* begin Listed records *

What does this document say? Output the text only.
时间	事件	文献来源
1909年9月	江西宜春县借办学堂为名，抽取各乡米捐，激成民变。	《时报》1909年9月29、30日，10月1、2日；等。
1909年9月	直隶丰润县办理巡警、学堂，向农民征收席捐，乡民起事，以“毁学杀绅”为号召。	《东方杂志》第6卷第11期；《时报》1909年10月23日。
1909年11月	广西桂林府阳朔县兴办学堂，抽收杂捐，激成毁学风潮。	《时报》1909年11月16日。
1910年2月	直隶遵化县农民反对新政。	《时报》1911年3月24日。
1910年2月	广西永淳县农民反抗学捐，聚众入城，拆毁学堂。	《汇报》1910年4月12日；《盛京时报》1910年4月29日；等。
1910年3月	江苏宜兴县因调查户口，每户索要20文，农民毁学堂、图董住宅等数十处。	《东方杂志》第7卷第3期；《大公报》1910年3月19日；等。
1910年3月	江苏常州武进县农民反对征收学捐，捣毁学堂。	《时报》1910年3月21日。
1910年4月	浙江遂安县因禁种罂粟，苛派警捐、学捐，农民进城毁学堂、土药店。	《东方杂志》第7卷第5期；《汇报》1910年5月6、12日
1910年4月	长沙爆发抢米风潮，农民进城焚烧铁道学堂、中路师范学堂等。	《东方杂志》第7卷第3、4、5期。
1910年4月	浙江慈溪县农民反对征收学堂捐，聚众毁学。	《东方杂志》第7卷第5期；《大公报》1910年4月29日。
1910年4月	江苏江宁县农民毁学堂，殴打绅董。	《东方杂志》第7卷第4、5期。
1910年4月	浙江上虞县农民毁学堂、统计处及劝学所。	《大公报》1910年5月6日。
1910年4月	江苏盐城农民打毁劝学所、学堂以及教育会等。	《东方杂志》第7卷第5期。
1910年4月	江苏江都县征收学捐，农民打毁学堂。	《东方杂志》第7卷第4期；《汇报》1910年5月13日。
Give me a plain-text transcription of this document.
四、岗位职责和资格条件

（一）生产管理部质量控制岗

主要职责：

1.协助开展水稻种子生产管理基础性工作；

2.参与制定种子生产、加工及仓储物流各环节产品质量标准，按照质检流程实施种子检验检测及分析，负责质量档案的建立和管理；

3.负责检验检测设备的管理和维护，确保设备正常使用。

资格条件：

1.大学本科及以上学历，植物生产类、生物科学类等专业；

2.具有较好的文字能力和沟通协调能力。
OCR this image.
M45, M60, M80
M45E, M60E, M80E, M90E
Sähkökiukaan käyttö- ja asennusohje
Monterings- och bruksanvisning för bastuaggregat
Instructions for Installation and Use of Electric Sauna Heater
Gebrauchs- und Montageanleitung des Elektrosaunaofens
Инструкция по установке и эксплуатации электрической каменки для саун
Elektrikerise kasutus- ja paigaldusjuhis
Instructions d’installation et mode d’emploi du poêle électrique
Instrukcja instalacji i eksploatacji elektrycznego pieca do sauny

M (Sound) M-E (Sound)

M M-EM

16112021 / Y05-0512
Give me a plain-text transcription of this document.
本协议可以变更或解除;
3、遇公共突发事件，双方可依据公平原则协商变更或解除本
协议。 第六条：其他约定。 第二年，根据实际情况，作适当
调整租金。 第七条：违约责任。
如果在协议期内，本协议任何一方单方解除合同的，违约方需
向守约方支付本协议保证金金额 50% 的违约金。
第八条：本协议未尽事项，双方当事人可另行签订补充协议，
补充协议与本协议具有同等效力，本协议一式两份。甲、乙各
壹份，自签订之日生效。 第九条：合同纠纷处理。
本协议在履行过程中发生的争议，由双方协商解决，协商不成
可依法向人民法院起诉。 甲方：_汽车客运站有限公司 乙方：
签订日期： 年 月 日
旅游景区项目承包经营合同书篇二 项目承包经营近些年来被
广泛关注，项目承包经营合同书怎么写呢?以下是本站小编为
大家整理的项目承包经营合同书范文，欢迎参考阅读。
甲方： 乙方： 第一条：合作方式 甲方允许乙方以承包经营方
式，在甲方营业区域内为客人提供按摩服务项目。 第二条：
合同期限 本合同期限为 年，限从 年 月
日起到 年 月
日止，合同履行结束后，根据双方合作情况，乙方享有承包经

* end Listed records *

Copy, from the material, each line that holds the string "东方杂志".

1909年9月	直隶丰润县办理巡警、学堂，向农民征收席捐，乡民起事，以“毁学杀绅”为号召。	《东方杂志》第6卷第11期；《时报》1909年10月23日。
1910年3月	江苏宜兴县因调查户口，每户索要20文，农民毁学堂、图董住宅等数十处。	《东方杂志》第7卷第3期；《大公报》1910年3月19日；等。
1910年4月	浙江遂安县因禁种罂粟，苛派警捐、学捐，农民进城毁学堂、土药店。	《东方杂志》第7卷第5期；《汇报》1910年5月6、12日
1910年4月	长沙爆发抢米风潮，农民进城焚烧铁道学堂、中路师范学堂等。	《东方杂志》第7卷第3、4、5期。
1910年4月	浙江慈溪县农民反对征收学堂捐，聚众毁学。	《东方杂志》第7卷第5期；《大公报》1910年4月29日。
1910年4月	江苏江宁县农民毁学堂，殴打绅董。	《东方杂志》第7卷第4、5期。
1910年4月	江苏盐城农民打毁劝学所、学堂以及教育会等。	《东方杂志》第7卷第5期。
1910年4月	江苏江都县征收学捐，农民打毁学堂。	《东方杂志》第7卷第4期；《汇报》1910年5月13日。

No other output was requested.